Start Data shown

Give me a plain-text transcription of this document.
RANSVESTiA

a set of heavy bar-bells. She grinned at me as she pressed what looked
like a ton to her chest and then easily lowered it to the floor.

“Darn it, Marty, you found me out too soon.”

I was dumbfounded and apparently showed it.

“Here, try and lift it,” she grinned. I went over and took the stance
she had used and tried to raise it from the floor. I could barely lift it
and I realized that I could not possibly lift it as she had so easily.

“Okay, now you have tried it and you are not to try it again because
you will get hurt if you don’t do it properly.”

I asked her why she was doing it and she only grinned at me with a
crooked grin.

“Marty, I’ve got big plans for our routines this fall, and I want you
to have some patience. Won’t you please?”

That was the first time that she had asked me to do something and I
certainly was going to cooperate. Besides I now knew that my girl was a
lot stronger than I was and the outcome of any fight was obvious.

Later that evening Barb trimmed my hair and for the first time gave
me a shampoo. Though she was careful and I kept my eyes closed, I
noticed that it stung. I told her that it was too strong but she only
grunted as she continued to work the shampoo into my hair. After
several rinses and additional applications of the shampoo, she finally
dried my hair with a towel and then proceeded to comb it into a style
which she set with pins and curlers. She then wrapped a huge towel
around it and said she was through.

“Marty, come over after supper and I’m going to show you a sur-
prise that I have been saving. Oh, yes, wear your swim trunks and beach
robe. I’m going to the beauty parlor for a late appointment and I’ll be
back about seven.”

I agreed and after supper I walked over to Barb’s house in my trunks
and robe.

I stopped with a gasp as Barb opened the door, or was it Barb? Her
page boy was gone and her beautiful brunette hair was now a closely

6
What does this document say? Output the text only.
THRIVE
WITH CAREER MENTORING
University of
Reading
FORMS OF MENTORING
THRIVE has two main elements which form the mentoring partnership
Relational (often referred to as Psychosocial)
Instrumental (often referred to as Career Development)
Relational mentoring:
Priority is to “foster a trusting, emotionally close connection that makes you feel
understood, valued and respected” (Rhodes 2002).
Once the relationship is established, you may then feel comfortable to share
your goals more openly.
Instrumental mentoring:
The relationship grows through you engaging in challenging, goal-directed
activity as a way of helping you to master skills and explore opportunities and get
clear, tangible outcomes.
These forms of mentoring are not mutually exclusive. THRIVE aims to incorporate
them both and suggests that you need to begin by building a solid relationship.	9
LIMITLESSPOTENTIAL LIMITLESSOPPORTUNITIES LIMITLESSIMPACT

End Data shown

» Task prompt: Scan the listing above for the word "your" and copy every line that holds it.

» Task solution:
prise that I have been saving. Oh, yes, wear your swim trunks and beach
your goals more openly.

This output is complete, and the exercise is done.